> [Task description] Count how many lines contain the word "được". Please give only the number.

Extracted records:

◇ ◇ ◇ ◇ ◇

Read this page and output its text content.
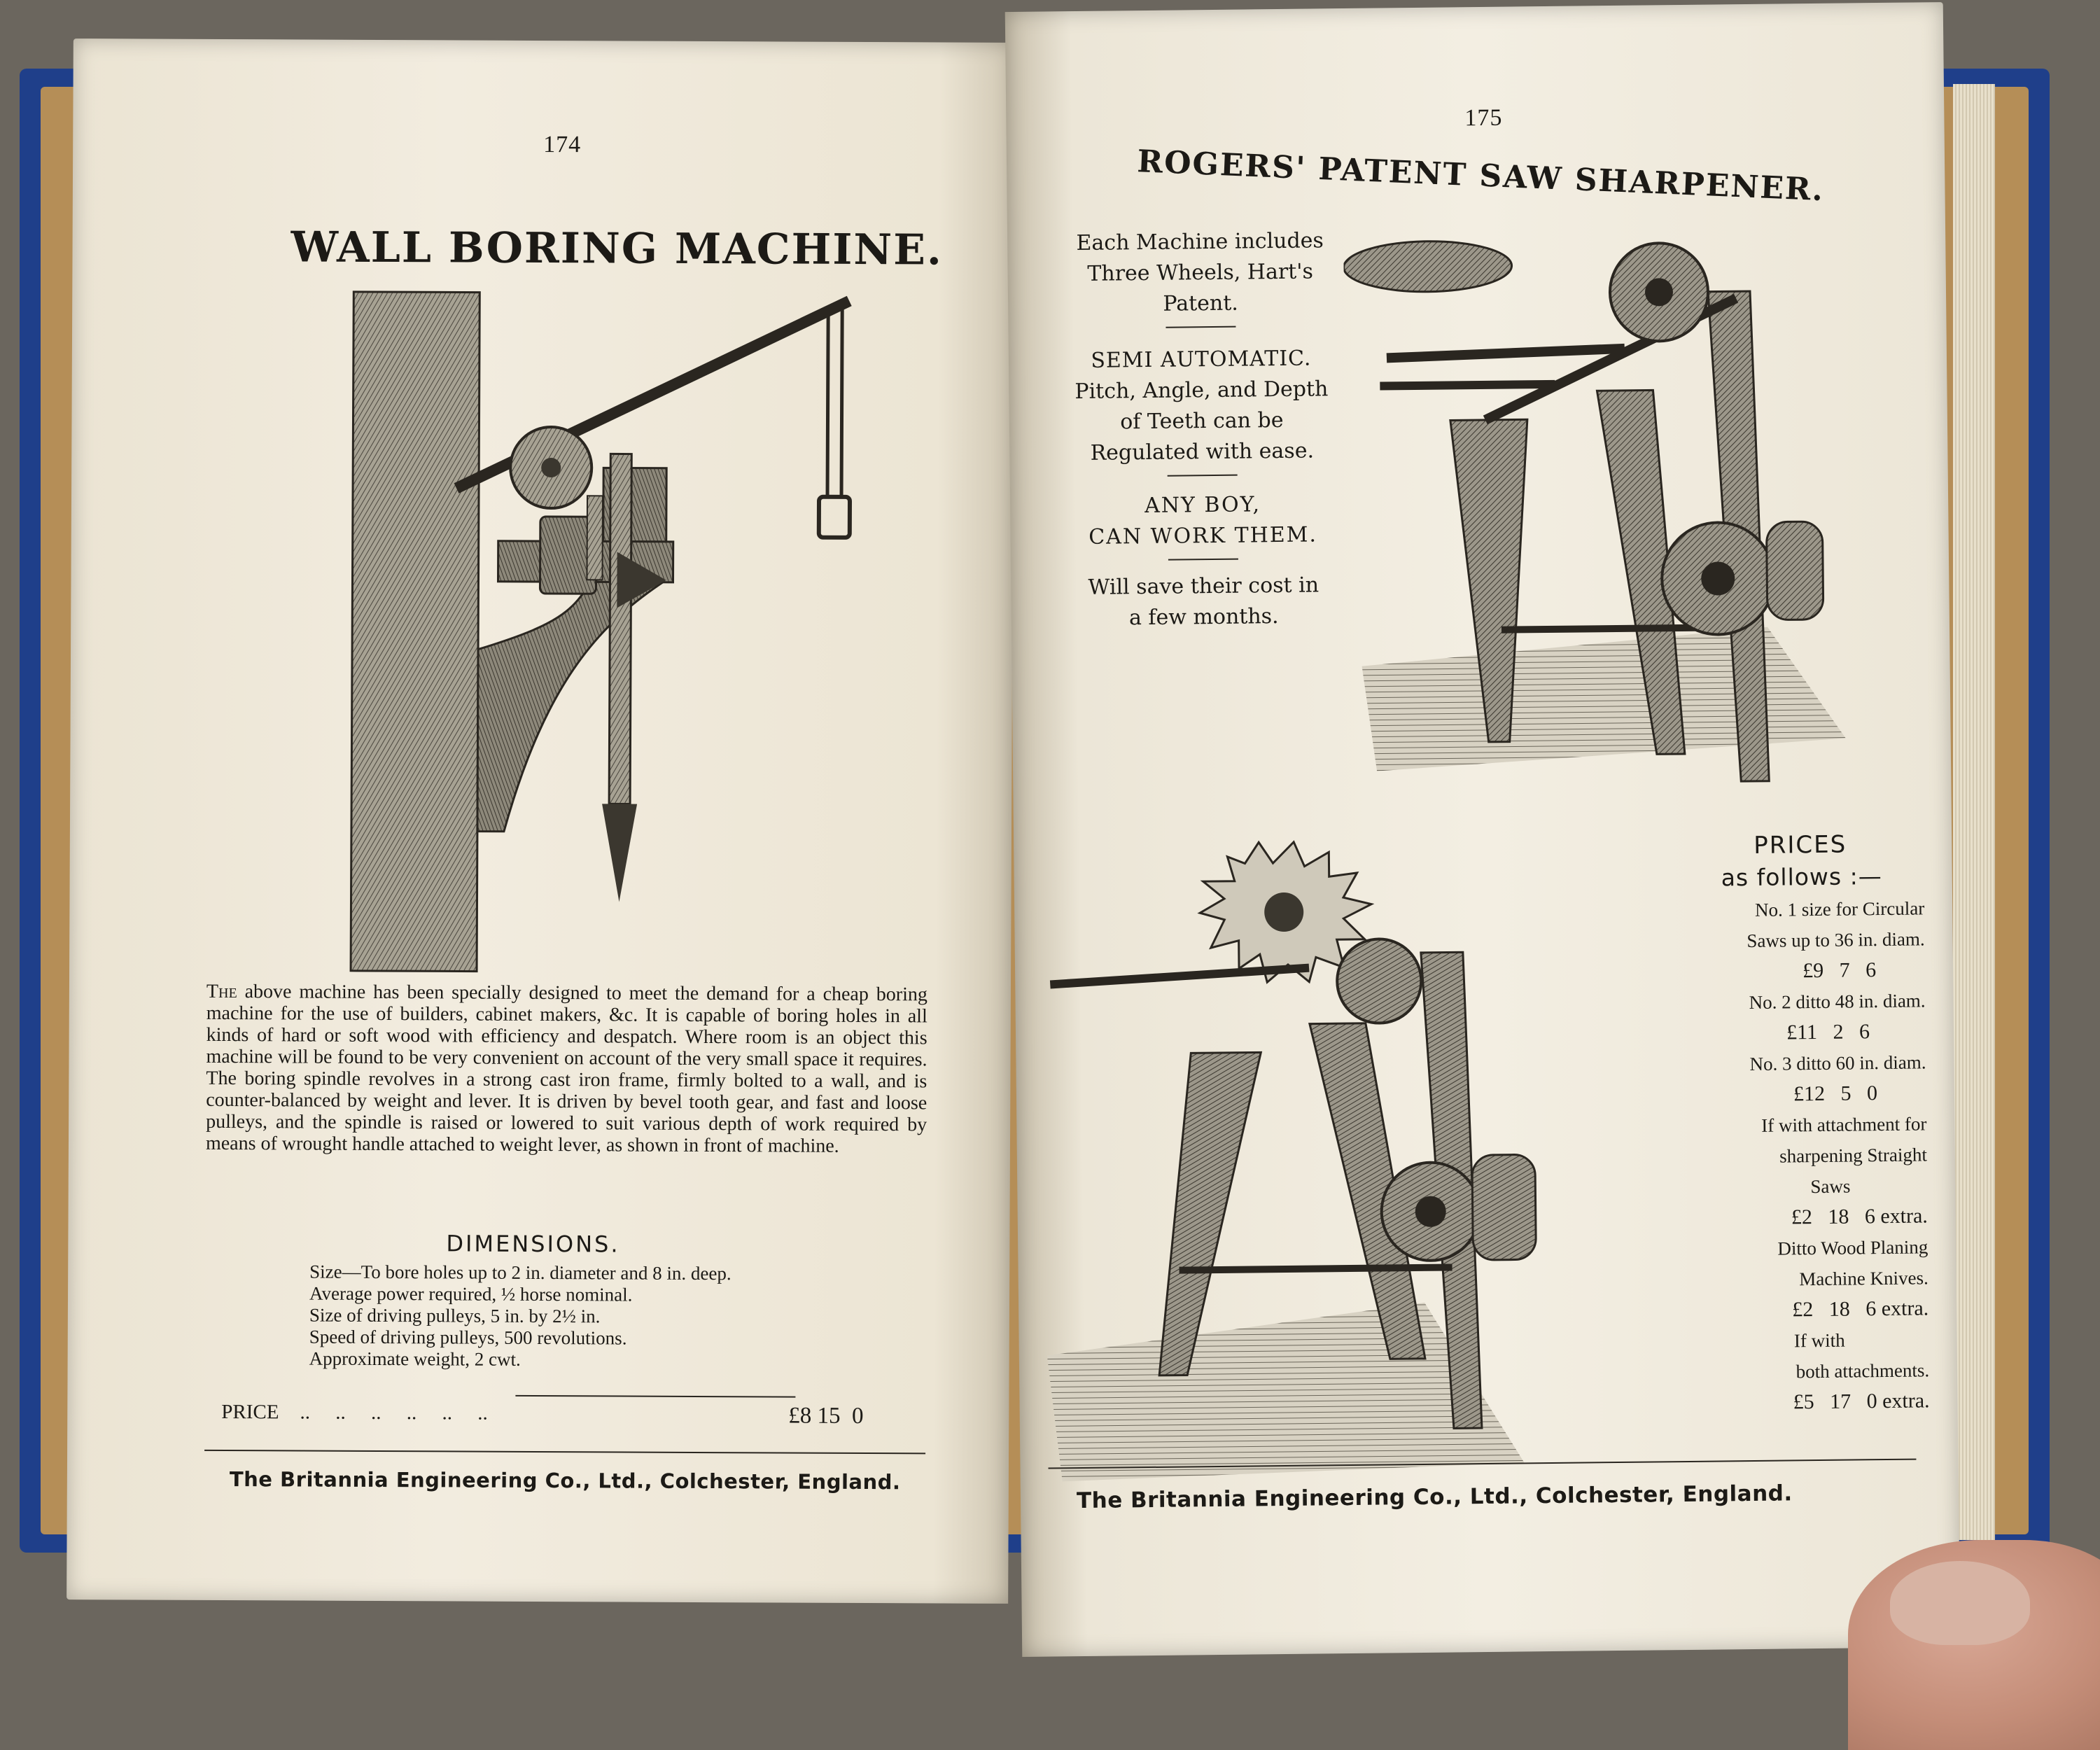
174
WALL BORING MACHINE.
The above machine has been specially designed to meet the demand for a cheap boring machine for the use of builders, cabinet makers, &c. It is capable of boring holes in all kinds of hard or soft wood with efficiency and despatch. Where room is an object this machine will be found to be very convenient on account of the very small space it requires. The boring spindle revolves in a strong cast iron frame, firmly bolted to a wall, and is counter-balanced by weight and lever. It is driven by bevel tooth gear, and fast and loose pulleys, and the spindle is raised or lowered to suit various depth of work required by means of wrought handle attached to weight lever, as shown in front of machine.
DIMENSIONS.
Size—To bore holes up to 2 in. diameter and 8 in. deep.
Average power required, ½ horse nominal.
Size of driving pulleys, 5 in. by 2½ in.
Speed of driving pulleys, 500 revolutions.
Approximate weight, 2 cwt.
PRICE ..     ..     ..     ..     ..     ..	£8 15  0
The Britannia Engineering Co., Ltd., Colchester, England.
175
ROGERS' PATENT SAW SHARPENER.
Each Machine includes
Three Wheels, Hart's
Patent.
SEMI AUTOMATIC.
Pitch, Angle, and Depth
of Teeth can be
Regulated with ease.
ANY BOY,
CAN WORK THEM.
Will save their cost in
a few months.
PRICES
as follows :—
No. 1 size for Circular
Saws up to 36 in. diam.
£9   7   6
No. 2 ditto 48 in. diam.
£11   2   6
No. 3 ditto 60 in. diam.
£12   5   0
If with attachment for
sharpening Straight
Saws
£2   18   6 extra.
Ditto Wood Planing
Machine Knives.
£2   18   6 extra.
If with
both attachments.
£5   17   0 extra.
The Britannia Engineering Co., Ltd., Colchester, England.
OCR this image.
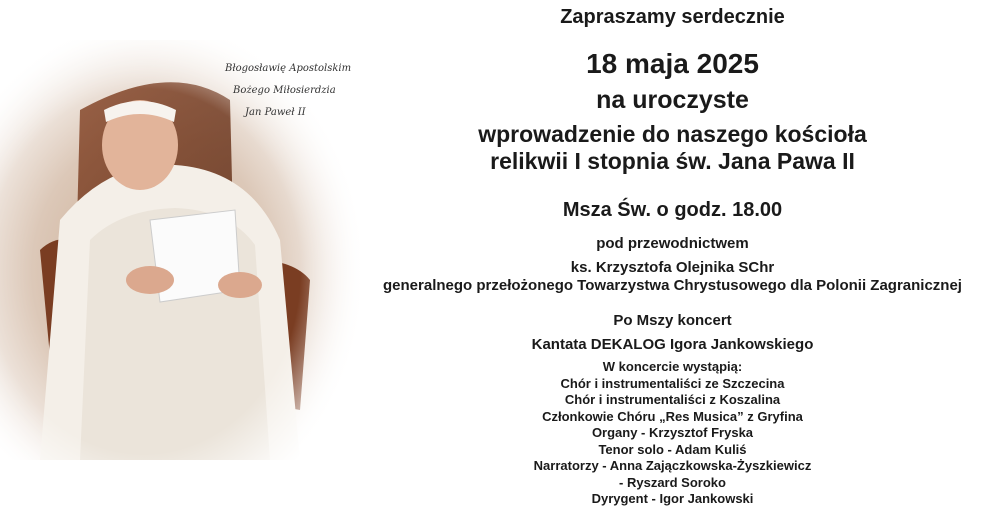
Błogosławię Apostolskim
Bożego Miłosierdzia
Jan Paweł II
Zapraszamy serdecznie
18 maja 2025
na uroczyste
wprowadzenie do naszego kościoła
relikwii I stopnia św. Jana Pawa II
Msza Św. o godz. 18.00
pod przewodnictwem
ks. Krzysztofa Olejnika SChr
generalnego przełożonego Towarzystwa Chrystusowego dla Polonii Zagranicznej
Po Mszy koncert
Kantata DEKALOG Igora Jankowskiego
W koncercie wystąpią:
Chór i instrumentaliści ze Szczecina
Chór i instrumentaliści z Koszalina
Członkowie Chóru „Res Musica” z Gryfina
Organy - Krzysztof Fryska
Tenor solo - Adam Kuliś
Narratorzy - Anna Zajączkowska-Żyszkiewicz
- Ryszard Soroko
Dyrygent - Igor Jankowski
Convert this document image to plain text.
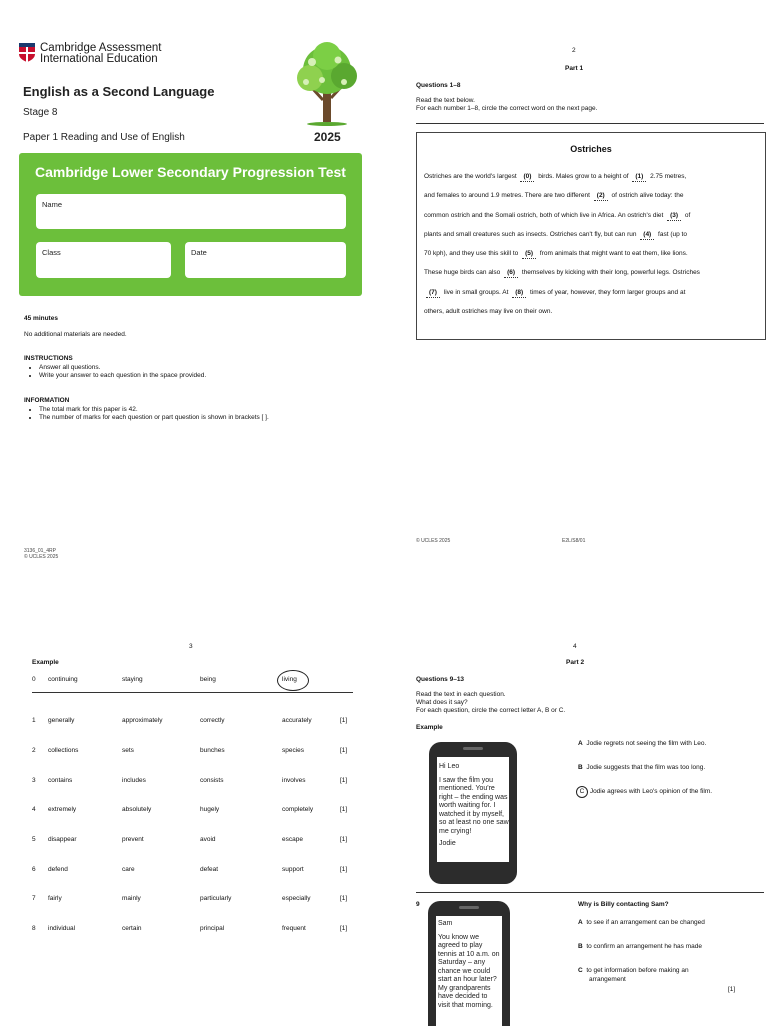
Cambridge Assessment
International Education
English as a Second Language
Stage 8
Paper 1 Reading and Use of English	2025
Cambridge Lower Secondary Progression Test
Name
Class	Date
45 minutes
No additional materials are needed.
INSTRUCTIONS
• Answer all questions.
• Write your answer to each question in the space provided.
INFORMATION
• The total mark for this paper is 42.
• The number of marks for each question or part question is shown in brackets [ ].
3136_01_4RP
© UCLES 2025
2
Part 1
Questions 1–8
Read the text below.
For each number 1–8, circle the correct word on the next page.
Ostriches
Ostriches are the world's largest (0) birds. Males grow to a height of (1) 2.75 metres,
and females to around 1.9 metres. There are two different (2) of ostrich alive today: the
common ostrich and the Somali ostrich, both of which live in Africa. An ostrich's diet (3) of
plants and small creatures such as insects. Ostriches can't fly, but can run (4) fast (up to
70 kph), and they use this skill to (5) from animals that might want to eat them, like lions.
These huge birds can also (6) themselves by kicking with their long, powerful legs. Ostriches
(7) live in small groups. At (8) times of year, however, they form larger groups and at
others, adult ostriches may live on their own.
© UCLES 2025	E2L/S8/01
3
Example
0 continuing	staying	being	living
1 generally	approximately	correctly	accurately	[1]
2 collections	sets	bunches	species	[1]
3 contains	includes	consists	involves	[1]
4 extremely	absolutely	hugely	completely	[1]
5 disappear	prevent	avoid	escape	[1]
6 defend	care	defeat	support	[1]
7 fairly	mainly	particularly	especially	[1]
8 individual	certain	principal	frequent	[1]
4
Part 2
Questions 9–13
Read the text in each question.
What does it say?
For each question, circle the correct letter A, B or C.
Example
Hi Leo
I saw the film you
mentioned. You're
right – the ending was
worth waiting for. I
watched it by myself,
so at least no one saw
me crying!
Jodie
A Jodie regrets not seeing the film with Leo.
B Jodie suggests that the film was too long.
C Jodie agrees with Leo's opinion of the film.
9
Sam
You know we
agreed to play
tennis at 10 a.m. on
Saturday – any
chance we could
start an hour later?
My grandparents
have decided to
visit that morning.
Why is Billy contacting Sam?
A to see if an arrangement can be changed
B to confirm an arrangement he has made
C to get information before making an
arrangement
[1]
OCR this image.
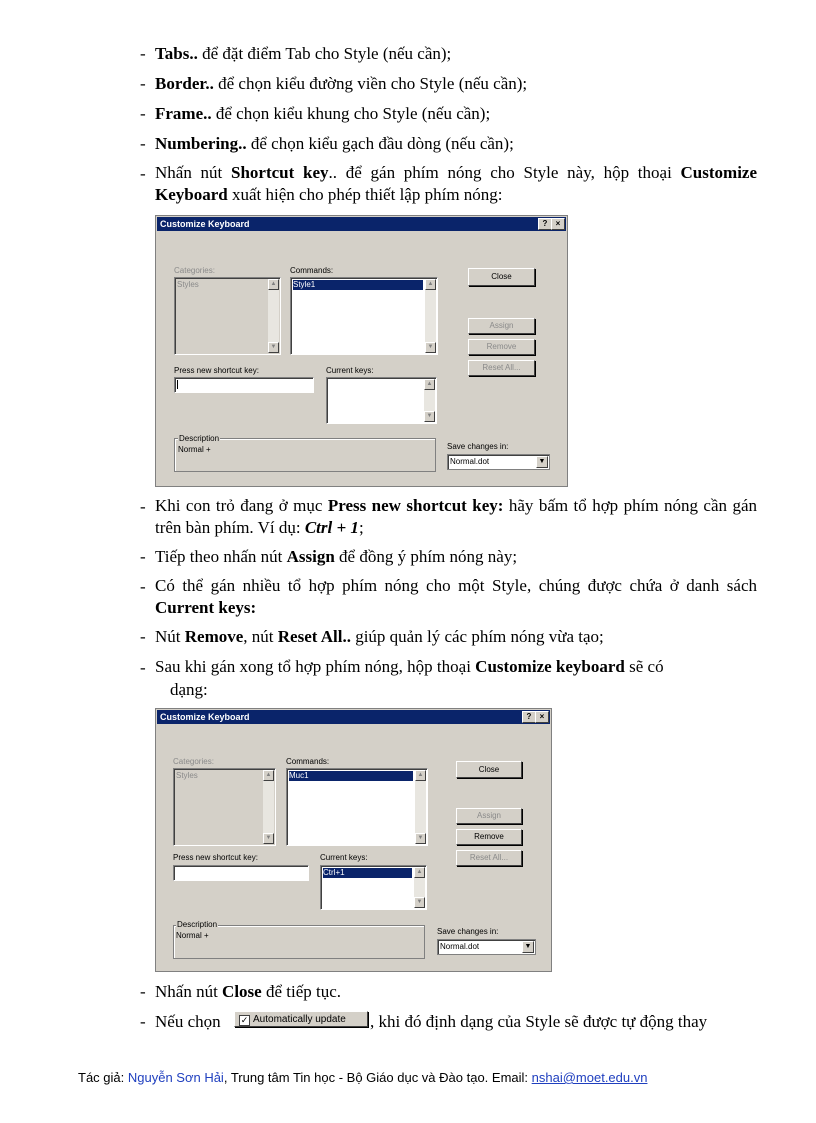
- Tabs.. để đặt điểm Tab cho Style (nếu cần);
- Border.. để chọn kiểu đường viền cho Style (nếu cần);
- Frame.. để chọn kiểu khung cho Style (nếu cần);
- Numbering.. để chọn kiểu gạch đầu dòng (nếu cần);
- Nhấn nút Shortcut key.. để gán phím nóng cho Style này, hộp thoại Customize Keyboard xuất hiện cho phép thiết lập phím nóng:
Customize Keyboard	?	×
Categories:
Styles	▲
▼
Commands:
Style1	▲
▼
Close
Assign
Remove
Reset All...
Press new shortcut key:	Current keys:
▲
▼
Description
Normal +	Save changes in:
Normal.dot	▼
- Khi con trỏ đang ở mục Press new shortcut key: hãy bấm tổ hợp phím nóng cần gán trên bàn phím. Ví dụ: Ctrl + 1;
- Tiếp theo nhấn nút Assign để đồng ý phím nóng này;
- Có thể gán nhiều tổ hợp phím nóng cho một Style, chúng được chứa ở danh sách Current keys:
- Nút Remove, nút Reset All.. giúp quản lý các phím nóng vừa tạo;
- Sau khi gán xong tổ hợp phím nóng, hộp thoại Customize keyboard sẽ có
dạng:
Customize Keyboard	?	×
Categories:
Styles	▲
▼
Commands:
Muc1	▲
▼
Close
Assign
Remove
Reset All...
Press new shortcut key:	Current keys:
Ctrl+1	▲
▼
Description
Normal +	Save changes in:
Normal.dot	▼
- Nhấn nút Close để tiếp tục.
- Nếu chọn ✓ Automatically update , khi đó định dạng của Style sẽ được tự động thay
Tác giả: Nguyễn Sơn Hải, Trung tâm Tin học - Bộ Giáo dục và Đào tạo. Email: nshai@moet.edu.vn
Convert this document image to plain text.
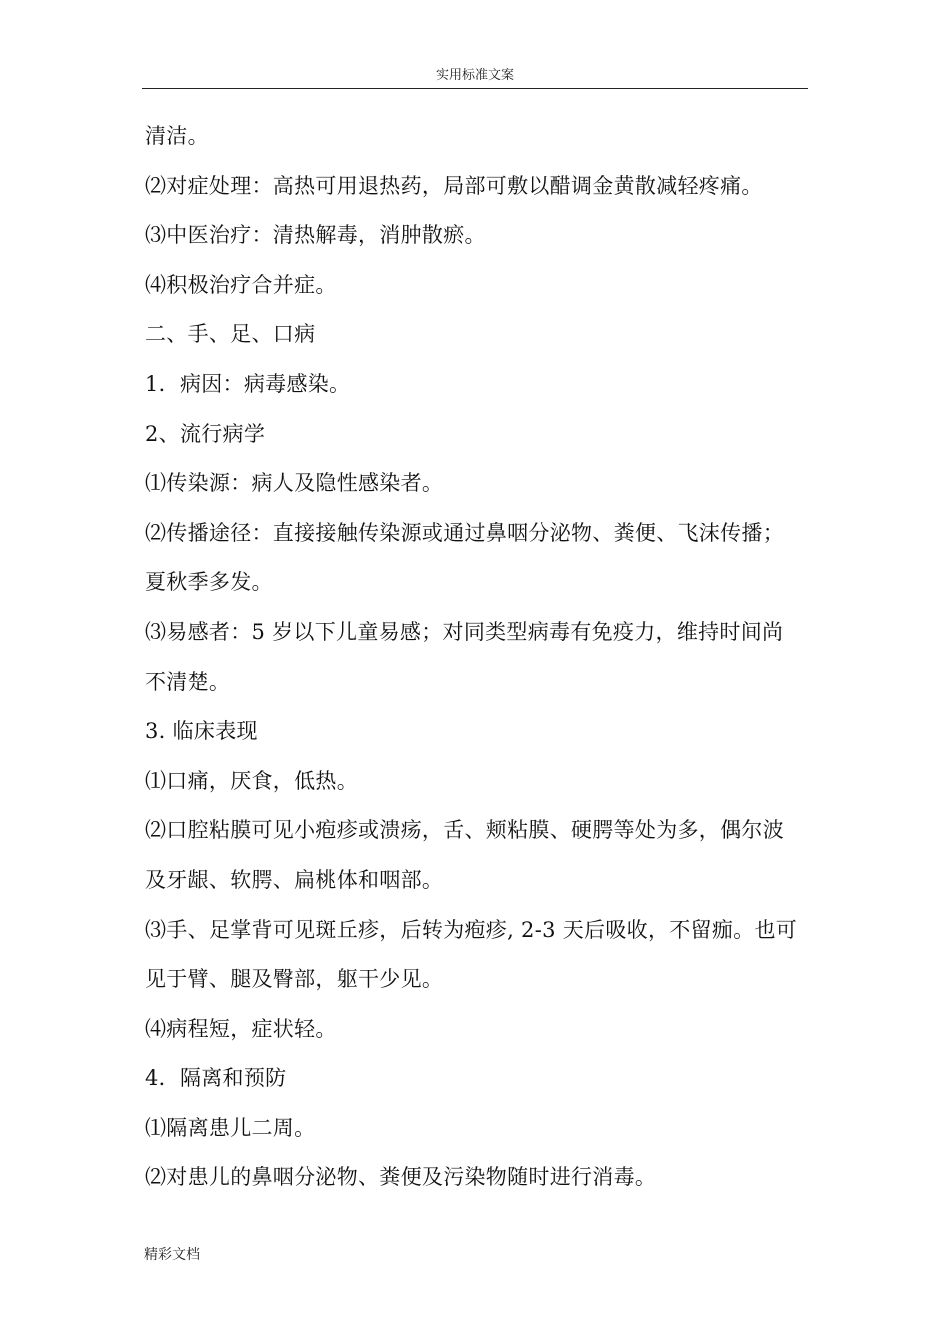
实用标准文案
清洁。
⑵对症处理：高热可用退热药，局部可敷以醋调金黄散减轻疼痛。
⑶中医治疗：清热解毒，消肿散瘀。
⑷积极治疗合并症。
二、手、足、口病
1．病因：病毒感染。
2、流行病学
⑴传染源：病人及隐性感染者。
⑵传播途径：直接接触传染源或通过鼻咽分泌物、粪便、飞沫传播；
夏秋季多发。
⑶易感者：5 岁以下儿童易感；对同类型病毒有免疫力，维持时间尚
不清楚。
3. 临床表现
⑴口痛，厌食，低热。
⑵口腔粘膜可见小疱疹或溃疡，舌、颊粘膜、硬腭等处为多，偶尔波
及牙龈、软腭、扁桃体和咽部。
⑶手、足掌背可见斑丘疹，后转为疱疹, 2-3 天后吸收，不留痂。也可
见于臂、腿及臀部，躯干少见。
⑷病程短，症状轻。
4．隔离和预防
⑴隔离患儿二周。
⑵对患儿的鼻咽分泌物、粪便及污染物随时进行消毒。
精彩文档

◇ ◇ ◇ ◇ ◇

> [Final result] 2